■ Directions ■
In the data, extract each line that holds the string "diluciones".

— start Raw records —

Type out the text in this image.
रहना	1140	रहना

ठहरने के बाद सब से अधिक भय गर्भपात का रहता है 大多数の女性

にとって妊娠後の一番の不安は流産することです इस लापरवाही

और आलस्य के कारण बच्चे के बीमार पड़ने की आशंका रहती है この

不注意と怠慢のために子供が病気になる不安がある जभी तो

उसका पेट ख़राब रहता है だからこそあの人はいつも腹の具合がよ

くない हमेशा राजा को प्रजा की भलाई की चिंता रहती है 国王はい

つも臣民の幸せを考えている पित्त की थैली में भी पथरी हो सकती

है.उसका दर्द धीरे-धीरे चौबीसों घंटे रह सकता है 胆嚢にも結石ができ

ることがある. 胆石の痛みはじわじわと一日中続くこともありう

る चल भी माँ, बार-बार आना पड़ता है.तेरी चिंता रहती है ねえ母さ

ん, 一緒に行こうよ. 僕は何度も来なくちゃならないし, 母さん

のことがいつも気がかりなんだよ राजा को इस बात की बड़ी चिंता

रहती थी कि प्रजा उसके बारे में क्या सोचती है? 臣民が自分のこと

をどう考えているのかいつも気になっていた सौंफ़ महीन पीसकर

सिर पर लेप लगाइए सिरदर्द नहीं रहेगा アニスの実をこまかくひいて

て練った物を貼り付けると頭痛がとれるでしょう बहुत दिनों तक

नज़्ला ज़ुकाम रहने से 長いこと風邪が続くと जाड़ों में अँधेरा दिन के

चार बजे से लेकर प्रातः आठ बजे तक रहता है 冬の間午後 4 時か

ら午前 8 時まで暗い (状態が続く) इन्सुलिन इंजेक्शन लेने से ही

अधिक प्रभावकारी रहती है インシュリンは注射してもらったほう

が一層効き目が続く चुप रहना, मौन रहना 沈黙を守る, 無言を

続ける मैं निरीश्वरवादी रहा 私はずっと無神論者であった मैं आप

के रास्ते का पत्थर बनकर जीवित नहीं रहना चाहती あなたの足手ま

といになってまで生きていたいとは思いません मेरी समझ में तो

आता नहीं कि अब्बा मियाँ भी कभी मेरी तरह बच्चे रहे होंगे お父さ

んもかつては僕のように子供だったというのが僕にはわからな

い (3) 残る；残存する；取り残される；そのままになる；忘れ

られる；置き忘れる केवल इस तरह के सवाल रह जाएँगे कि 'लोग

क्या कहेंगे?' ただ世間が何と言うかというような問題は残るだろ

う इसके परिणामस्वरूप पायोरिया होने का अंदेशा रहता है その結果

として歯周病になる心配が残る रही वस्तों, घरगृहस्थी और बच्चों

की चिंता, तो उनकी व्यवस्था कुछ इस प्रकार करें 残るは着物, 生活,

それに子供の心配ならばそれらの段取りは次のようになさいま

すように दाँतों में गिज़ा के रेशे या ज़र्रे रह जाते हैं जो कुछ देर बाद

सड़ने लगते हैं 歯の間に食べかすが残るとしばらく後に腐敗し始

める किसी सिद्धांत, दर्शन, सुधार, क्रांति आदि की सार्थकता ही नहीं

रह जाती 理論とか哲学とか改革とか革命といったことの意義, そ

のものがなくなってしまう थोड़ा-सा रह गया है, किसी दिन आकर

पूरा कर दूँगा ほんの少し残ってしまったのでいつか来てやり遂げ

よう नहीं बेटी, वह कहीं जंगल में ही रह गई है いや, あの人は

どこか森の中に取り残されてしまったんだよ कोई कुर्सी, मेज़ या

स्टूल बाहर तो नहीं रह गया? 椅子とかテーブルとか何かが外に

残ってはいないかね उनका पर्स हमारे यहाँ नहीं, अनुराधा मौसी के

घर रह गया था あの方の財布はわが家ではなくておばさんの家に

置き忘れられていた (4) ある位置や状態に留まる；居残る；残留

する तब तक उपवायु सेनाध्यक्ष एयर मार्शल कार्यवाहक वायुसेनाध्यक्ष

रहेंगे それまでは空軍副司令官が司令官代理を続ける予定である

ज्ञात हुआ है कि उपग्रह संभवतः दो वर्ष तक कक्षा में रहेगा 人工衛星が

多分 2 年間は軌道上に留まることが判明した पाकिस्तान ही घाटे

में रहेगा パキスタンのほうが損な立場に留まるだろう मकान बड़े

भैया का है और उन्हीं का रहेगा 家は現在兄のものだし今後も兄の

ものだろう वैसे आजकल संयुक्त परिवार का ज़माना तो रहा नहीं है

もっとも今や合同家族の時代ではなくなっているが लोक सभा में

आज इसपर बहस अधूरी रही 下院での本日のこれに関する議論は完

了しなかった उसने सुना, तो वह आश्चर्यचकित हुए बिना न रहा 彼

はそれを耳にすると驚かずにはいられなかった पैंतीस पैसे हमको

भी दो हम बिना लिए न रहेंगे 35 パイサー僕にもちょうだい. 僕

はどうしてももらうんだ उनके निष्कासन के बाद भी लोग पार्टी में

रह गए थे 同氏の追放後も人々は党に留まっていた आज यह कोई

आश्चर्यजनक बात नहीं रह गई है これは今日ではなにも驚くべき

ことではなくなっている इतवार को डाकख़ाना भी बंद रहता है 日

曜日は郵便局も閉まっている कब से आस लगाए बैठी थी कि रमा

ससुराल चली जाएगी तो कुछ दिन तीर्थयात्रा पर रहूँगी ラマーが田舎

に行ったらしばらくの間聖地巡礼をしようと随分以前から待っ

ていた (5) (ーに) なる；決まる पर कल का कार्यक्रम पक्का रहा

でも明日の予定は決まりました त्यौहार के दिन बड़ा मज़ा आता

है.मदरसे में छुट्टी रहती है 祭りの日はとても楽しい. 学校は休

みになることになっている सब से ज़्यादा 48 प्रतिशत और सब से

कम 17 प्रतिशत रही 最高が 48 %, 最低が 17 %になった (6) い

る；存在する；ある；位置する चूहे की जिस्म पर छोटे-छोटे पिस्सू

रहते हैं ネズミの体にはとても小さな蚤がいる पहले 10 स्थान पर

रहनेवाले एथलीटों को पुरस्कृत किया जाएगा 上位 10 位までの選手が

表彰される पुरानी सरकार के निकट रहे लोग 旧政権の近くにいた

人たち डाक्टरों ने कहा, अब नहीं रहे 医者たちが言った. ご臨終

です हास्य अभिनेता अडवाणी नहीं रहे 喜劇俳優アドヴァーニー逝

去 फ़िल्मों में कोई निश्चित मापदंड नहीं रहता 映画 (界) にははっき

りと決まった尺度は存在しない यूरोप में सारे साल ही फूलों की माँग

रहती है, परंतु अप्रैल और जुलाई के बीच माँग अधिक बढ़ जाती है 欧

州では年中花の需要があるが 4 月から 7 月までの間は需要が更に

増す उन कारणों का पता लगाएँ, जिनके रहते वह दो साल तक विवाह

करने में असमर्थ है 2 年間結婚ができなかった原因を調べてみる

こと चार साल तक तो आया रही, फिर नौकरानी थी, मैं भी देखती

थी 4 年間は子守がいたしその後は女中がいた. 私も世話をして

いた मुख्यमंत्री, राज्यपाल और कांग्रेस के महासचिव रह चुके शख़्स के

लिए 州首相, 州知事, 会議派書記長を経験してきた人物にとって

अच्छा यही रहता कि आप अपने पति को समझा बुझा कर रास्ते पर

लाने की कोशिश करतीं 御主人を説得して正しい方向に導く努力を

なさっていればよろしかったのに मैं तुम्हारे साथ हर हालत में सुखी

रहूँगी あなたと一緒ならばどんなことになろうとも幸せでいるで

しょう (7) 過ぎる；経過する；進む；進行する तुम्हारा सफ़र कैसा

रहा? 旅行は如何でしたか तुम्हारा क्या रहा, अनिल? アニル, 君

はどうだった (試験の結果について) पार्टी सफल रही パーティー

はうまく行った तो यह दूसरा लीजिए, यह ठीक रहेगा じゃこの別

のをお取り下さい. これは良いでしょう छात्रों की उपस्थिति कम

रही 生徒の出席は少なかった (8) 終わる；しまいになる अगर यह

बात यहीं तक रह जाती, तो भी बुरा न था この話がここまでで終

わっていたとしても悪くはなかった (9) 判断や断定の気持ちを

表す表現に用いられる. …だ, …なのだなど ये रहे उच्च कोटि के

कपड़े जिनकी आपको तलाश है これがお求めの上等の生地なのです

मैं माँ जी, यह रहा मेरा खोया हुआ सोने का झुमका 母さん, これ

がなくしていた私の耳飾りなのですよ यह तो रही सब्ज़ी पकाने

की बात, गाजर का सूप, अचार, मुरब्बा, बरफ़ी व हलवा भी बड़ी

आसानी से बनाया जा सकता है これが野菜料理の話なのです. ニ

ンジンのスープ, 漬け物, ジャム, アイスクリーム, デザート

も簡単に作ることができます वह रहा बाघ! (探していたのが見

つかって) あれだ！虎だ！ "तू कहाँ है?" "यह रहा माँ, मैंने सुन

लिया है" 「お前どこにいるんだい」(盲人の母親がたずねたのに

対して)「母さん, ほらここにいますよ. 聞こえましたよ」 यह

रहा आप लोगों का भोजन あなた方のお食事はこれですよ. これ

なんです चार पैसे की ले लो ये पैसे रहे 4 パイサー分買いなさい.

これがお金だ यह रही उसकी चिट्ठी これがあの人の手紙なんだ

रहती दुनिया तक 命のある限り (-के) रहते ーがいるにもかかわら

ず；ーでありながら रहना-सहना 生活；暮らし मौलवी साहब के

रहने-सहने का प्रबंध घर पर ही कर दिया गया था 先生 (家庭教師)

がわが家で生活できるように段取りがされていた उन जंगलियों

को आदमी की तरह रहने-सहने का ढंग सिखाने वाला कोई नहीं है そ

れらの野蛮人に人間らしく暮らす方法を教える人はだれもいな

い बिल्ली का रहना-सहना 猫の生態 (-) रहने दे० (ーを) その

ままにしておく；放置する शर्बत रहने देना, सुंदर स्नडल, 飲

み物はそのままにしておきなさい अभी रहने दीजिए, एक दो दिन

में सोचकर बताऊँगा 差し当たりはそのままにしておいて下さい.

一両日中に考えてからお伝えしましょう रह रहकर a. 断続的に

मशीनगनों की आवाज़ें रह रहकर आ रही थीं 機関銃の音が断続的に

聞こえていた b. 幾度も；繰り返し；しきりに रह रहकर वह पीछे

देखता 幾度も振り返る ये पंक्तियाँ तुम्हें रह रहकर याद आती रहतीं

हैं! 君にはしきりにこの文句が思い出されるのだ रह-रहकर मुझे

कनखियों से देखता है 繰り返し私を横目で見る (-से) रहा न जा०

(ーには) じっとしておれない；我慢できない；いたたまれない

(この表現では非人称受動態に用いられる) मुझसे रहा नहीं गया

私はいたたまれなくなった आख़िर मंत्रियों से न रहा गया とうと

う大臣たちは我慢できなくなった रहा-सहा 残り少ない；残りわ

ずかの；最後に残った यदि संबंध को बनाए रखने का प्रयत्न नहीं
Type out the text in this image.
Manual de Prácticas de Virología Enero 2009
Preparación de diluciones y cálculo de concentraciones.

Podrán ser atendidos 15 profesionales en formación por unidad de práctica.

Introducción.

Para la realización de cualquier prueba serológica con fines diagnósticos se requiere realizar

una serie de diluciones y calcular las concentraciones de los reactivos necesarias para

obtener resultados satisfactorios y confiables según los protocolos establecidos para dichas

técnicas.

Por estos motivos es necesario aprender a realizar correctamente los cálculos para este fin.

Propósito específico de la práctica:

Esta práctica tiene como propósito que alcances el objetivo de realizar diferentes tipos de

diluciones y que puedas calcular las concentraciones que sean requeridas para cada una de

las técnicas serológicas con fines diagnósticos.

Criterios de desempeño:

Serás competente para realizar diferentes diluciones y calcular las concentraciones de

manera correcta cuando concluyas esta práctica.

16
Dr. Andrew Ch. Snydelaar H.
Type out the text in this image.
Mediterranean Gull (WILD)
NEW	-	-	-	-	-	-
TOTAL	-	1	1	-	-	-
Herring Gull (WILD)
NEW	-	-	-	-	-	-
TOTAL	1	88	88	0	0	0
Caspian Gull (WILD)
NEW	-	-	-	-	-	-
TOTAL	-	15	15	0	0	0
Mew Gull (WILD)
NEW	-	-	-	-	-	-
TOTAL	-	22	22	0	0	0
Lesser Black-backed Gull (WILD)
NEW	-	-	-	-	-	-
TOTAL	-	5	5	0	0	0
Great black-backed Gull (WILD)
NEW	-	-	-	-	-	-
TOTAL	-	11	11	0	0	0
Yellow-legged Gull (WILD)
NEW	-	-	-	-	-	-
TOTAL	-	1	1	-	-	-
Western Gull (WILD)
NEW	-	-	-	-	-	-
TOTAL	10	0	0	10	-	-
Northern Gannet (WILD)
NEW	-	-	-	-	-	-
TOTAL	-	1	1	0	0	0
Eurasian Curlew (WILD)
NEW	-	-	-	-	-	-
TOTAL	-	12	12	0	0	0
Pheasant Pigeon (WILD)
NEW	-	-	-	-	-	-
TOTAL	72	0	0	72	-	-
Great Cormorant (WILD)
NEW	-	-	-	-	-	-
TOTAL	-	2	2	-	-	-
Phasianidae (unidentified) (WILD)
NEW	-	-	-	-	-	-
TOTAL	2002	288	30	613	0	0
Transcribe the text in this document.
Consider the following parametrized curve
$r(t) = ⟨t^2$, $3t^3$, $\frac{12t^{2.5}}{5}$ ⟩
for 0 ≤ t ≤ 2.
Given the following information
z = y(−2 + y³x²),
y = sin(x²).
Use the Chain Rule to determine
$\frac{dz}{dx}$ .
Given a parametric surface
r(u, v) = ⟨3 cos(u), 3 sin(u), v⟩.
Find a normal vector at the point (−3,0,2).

— end Raw records —

■ Expected output ■
Preparación de diluciones y cálculo de concentraciones.
una serie de diluciones y calcular las concentraciones de los reactivos necesarias para
diluciones y que puedas calcular las concentraciones que sean requeridas para cada una de
Serás competente para realizar diferentes diluciones y calcular las concentraciones de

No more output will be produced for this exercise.